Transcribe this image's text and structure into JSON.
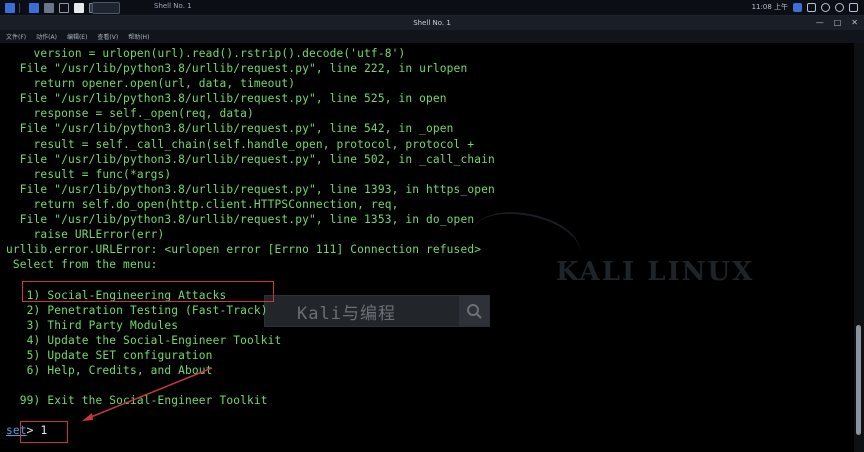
{
  "taskbar": {
    "active_task": "Shell No. 1",
    "clock": "11:08 上午",
    "icons": [
      "kali-menu-icon",
      "workspace-1-icon",
      "workspace-2-icon",
      "workspace-3-icon",
      "workspace-4-icon",
      "file-manager-icon",
      "terminal-task-icon"
    ],
    "colors": {
      "blue": "#3b6fd6",
      "gray": "#6c7686",
      "white": "#e6e9ee",
      "green": "#3bbd5e"
    }
  },
  "window": {
    "title": "Shell No. 1",
    "minimize": "—",
    "maximize": "□",
    "close": "✕"
  },
  "menu": [
    "文件(F)",
    "动作(A)",
    "编辑(E)",
    "查看(V)",
    "帮助(H)"
  ],
  "terminal": {
    "lines": [
      "    version = urlopen(url).read().rstrip().decode('utf-8')",
      "  File \"/usr/lib/python3.8/urllib/request.py\", line 222, in urlopen",
      "    return opener.open(url, data, timeout)",
      "  File \"/usr/lib/python3.8/urllib/request.py\", line 525, in open",
      "    response = self._open(req, data)",
      "  File \"/usr/lib/python3.8/urllib/request.py\", line 542, in _open",
      "    result = self._call_chain(self.handle_open, protocol, protocol +",
      "  File \"/usr/lib/python3.8/urllib/request.py\", line 502, in _call_chain",
      "    result = func(*args)",
      "  File \"/usr/lib/python3.8/urllib/request.py\", line 1393, in https_open",
      "    return self.do_open(http.client.HTTPSConnection, req,",
      "  File \"/usr/lib/python3.8/urllib/request.py\", line 1353, in do_open",
      "    raise URLError(err)",
      "urllib.error.URLError: <urlopen error [Errno 111] Connection refused>",
      " Select from the menu:",
      "",
      "   1) Social-Engineering Attacks",
      "   2) Penetration Testing (Fast-Track)",
      "   3) Third Party Modules",
      "   4) Update the Social-Engineer Toolkit",
      "   5) Update SET configuration",
      "   6) Help, Credits, and About",
      "",
      "  99) Exit the Social-Engineer Toolkit",
      ""
    ],
    "prompt_label": "set",
    "prompt_suffix": "> ",
    "prompt_input": "1",
    "text_color": "#72d96a",
    "watermark": "KALI LINUX",
    "overlay_caption": "Kali与编程",
    "annotation_color": "#c8383a"
  }
}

BRIEF -
In the entries above, count each line with "return"; reply with the total only.

ANSWER IN FULL -
2